=== PROVIDED RECORDS ===

----------------

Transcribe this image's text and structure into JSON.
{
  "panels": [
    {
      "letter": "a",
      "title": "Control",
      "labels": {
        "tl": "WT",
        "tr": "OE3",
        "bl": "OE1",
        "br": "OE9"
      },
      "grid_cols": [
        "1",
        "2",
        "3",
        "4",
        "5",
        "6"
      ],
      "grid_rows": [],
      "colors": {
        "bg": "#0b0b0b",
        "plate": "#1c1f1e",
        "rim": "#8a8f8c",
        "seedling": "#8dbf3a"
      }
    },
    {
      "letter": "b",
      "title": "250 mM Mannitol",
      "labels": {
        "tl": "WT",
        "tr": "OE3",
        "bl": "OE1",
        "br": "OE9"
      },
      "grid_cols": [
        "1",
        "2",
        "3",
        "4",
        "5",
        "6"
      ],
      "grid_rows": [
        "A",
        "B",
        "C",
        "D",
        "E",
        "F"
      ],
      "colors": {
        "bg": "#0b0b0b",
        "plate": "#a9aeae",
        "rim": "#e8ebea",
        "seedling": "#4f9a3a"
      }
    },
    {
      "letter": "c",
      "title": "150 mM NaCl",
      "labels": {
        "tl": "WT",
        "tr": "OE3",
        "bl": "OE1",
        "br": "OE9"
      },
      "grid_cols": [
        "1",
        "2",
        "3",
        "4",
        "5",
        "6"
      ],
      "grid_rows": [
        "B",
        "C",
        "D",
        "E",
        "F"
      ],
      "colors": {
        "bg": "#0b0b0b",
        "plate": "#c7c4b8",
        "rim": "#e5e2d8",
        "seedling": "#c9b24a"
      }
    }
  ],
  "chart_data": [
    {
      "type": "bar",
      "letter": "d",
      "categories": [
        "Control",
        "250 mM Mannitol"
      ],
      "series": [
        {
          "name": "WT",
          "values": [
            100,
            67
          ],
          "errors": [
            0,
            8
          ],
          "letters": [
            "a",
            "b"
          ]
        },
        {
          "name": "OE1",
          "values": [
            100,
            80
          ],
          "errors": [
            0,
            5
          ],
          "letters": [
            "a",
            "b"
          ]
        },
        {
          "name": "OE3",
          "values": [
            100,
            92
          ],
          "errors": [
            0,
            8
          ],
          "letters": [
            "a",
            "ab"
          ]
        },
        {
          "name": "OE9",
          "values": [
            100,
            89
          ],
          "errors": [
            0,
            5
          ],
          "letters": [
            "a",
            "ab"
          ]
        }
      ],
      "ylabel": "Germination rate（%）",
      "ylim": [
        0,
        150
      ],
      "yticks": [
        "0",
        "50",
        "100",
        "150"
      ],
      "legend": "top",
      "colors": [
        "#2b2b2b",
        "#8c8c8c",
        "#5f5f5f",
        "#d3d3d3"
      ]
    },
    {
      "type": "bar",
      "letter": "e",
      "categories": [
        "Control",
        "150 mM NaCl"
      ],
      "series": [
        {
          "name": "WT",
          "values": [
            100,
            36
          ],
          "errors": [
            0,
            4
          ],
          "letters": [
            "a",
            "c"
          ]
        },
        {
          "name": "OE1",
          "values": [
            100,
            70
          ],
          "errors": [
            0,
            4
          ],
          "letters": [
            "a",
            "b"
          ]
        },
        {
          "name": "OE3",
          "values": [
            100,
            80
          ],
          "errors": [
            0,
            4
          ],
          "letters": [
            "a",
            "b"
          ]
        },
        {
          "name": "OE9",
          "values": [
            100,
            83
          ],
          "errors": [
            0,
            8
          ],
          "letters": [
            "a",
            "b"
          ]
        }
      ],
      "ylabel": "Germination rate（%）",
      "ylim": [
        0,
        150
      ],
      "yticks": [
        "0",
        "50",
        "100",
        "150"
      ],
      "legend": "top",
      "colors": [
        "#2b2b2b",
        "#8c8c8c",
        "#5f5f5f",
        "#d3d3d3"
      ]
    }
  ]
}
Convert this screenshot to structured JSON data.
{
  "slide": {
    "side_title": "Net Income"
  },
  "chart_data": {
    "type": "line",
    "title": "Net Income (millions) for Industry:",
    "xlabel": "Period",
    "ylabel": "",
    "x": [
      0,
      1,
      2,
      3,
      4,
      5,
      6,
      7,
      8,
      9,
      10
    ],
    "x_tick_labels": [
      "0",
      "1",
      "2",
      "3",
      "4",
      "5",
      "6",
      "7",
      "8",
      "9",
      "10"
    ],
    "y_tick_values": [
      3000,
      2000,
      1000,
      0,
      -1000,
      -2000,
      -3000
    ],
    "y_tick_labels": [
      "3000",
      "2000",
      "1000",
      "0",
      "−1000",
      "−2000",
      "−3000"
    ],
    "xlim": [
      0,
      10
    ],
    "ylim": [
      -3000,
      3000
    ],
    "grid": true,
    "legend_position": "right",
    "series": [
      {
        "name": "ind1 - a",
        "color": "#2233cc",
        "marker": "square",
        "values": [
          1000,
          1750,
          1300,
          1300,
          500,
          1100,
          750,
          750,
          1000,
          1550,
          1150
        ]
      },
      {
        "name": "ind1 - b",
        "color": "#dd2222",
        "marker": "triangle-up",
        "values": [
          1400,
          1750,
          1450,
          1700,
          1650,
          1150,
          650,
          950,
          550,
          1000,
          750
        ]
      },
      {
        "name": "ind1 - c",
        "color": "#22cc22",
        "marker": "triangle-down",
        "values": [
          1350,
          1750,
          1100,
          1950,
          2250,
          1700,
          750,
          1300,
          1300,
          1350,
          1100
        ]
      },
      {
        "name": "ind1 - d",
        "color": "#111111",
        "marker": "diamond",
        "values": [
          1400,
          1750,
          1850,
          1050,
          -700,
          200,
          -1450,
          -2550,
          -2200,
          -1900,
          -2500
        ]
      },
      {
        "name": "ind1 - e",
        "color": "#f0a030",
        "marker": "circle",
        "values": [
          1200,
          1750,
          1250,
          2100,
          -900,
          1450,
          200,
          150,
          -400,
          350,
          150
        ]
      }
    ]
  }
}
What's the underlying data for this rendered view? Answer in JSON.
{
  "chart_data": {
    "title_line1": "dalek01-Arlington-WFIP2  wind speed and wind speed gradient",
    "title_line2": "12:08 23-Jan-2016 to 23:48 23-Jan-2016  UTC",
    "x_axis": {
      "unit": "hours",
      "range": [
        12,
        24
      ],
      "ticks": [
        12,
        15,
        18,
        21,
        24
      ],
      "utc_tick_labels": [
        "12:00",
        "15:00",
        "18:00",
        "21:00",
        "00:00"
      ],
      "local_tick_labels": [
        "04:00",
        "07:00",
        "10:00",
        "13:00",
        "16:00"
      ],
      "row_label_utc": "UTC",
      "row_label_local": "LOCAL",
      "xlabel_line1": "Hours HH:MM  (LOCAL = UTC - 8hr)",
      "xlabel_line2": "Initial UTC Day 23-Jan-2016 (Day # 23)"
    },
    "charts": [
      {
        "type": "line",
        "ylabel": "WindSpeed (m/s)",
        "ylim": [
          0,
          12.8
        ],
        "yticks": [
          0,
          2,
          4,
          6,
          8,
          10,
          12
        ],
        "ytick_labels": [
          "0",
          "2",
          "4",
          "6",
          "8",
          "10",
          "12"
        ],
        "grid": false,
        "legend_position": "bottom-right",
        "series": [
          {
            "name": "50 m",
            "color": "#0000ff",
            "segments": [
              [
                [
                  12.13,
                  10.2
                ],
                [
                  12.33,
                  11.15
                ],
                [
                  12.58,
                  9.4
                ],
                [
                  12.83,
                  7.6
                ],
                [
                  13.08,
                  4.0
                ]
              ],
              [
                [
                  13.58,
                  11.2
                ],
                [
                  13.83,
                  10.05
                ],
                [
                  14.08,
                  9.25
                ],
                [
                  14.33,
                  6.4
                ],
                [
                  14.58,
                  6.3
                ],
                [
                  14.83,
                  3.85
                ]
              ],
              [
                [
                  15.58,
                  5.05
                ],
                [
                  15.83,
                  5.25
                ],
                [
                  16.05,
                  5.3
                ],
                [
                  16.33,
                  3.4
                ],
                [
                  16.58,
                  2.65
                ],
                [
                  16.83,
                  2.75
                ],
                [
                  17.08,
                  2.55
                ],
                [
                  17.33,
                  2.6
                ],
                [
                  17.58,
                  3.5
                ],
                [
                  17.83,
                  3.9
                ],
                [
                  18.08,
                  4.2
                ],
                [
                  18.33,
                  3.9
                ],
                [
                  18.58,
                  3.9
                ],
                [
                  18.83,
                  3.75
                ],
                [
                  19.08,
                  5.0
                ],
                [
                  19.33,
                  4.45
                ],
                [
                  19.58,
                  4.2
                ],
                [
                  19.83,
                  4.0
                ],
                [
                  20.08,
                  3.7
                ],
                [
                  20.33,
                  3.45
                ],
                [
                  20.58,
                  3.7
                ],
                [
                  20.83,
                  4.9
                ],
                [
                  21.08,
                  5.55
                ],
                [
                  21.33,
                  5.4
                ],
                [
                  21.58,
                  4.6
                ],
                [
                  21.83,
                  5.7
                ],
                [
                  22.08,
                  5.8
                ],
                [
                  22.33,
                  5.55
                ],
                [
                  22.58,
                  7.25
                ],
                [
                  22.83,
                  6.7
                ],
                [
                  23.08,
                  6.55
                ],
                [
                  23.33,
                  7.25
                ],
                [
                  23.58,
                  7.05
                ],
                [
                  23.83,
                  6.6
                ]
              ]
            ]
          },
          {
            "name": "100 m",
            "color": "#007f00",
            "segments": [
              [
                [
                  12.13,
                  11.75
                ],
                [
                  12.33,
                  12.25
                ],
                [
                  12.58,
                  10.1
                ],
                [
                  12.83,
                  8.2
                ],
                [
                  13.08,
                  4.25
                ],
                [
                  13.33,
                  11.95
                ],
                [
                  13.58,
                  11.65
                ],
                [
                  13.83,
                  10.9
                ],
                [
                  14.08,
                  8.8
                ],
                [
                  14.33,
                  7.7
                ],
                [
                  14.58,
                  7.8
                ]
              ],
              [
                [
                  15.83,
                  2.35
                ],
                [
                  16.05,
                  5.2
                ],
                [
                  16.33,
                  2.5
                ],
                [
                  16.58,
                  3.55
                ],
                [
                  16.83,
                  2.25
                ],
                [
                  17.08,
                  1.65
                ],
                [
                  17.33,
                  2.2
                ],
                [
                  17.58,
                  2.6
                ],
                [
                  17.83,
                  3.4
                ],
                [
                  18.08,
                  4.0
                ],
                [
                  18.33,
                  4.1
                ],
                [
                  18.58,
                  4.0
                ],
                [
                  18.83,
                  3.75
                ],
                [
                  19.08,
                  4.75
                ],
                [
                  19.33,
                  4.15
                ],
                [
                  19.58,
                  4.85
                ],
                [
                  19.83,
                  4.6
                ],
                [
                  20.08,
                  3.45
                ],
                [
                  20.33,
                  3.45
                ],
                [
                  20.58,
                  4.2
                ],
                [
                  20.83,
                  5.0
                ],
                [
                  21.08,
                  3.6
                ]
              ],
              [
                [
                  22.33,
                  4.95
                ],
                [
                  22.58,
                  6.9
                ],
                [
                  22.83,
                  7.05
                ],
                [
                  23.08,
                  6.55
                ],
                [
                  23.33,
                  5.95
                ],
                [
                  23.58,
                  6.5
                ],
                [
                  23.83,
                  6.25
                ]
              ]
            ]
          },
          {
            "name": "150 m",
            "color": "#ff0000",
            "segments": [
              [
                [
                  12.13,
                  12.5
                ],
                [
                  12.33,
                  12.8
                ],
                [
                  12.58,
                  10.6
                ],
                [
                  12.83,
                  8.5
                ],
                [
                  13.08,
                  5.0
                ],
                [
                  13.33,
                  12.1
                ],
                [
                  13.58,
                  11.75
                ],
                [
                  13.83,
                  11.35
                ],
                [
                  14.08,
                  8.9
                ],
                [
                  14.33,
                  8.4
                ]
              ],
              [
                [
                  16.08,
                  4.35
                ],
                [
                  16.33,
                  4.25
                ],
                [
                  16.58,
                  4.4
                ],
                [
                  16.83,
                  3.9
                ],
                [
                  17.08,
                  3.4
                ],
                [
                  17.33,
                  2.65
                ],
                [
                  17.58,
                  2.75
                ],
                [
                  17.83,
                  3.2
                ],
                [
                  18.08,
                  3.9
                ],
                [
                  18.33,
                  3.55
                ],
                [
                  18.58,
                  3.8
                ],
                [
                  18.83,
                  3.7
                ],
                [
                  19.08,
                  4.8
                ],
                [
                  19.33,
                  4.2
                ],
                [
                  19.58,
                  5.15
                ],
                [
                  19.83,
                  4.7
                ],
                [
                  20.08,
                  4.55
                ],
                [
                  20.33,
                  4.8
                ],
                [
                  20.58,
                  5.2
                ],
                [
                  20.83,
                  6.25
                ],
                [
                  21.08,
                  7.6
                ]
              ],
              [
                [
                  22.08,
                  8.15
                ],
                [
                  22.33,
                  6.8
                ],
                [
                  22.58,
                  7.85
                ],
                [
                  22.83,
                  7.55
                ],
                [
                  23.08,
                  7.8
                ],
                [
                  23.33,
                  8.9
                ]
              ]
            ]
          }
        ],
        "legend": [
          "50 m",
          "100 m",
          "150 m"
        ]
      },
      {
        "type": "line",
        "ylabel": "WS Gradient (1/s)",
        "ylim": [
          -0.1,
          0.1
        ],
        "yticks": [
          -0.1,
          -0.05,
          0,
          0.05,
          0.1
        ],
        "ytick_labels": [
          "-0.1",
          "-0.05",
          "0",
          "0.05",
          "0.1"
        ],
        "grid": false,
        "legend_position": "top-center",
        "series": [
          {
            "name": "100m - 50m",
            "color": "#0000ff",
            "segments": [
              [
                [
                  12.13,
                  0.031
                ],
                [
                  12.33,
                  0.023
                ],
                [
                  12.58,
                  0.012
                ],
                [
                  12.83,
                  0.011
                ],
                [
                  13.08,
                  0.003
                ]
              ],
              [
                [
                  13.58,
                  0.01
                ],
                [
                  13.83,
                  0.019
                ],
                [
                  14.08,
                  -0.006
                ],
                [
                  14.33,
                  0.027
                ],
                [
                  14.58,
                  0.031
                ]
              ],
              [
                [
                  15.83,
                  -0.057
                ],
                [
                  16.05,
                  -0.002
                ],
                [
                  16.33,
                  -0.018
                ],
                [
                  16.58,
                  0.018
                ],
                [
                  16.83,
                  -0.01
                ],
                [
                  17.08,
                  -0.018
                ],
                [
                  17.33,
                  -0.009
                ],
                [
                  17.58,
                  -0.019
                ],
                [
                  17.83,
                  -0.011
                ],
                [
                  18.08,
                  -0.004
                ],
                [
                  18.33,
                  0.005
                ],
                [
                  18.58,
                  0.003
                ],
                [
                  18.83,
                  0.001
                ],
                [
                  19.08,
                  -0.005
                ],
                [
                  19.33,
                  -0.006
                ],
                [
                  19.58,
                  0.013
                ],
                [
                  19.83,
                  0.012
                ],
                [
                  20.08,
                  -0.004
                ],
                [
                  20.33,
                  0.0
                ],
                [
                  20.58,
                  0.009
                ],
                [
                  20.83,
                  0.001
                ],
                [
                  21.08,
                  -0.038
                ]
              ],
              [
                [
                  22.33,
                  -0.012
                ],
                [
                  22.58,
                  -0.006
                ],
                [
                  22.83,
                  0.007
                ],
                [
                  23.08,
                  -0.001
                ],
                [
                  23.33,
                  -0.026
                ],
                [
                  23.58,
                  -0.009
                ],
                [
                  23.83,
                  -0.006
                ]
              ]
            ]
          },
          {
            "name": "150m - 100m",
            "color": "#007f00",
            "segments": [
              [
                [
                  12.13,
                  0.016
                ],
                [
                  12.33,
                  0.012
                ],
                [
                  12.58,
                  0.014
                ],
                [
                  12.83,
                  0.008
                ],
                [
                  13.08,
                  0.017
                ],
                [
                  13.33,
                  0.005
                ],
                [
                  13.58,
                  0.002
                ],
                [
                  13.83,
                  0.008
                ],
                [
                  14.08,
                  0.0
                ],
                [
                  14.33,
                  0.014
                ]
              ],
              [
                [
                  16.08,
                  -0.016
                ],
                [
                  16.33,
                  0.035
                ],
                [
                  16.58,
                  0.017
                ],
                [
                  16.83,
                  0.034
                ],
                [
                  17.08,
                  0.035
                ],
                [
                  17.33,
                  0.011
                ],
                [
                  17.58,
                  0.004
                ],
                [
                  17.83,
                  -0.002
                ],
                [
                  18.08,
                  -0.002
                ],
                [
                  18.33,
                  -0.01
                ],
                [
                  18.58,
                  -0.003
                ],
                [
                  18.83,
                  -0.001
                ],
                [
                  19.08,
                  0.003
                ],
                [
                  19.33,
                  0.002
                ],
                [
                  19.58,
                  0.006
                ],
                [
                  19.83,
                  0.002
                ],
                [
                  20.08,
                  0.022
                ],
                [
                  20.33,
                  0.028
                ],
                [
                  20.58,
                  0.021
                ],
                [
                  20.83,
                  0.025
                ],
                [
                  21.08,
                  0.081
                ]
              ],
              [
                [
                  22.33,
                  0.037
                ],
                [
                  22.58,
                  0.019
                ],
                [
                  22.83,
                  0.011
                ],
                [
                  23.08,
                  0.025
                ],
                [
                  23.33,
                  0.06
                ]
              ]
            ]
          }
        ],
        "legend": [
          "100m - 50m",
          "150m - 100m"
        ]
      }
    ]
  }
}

----------------

=== TASK DESCRIPTION ===
Find the lines above holding the word "marker" and show them.

=== RESULT BELOW ===
        "marker": "square",
        "marker": "triangle-up",
        "marker": "triangle-down",
        "marker": "diamond",
        "marker": "circle",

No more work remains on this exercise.